## THE PROBLEM
Take the material below and retype it in full; pictures are left out.
** start of RECORDS SUPPLIED **
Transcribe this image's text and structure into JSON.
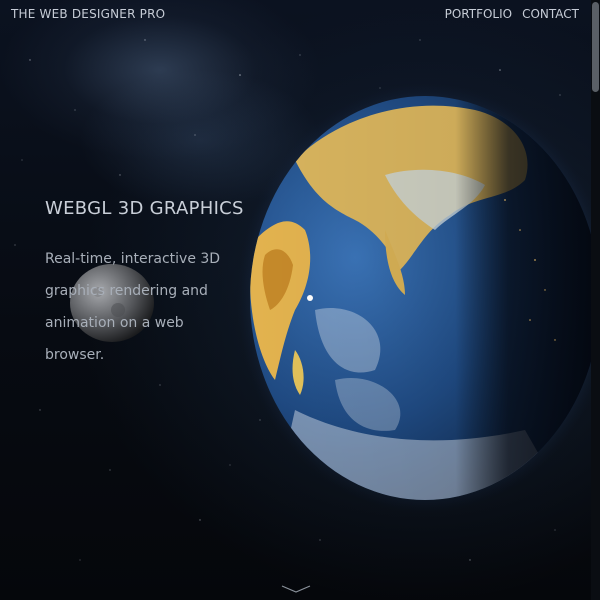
{
  "header": {
    "brand": "THE WEB DESIGNER PRO",
    "nav": [
      {
        "label": "PORTFOLIO"
      },
      {
        "label": "CONTACT"
      }
    ]
  },
  "hero": {
    "title": "WEBGL 3D GRAPHICS",
    "description": "Real-time, interactive 3D graphics rendering and animation on a web browser."
  },
  "icons": {
    "scroll_down": "chevron-down-icon"
  },
  "colors": {
    "background": "#05080d",
    "text": "#c6ccd6",
    "ocean": "#1f4a82",
    "land": "#d9b25a"
  }
}
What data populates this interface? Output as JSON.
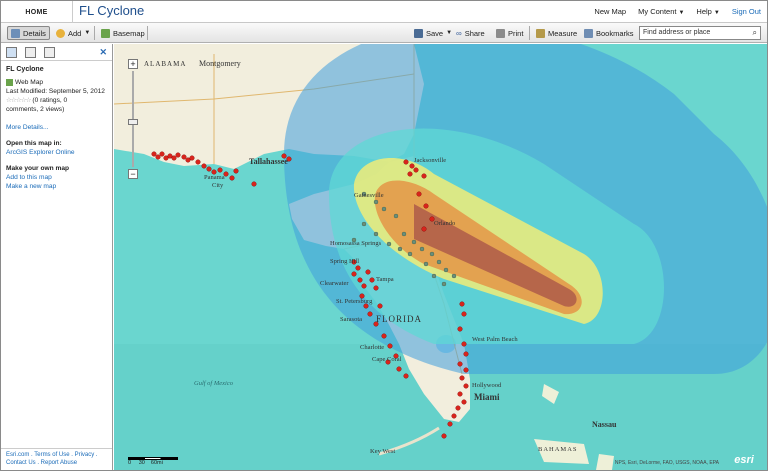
** end of RECORDS SUPPLIED **
## FINAL RESULT
Transcribe this image's text and structure into JSON.
{
  "header": {
    "brand": "THE WEB DESIGNER PRO",
    "nav": [
      {
        "label": "PORTFOLIO"
      },
      {
        "label": "CONTACT"
      }
    ]
  },
  "hero": {
    "title": "WEBGL 3D GRAPHICS",
    "description": "Real-time, interactive 3D graphics rendering and animation on a web browser."
  },
  "icons": {
    "scroll_down": "chevron-down-icon"
  },
  "colors": {
    "background": "#05080d",
    "text": "#c6ccd6",
    "ocean": "#1f4a82",
    "land": "#d9b25a"
  }
}
What data populates this interface? Output as JSON.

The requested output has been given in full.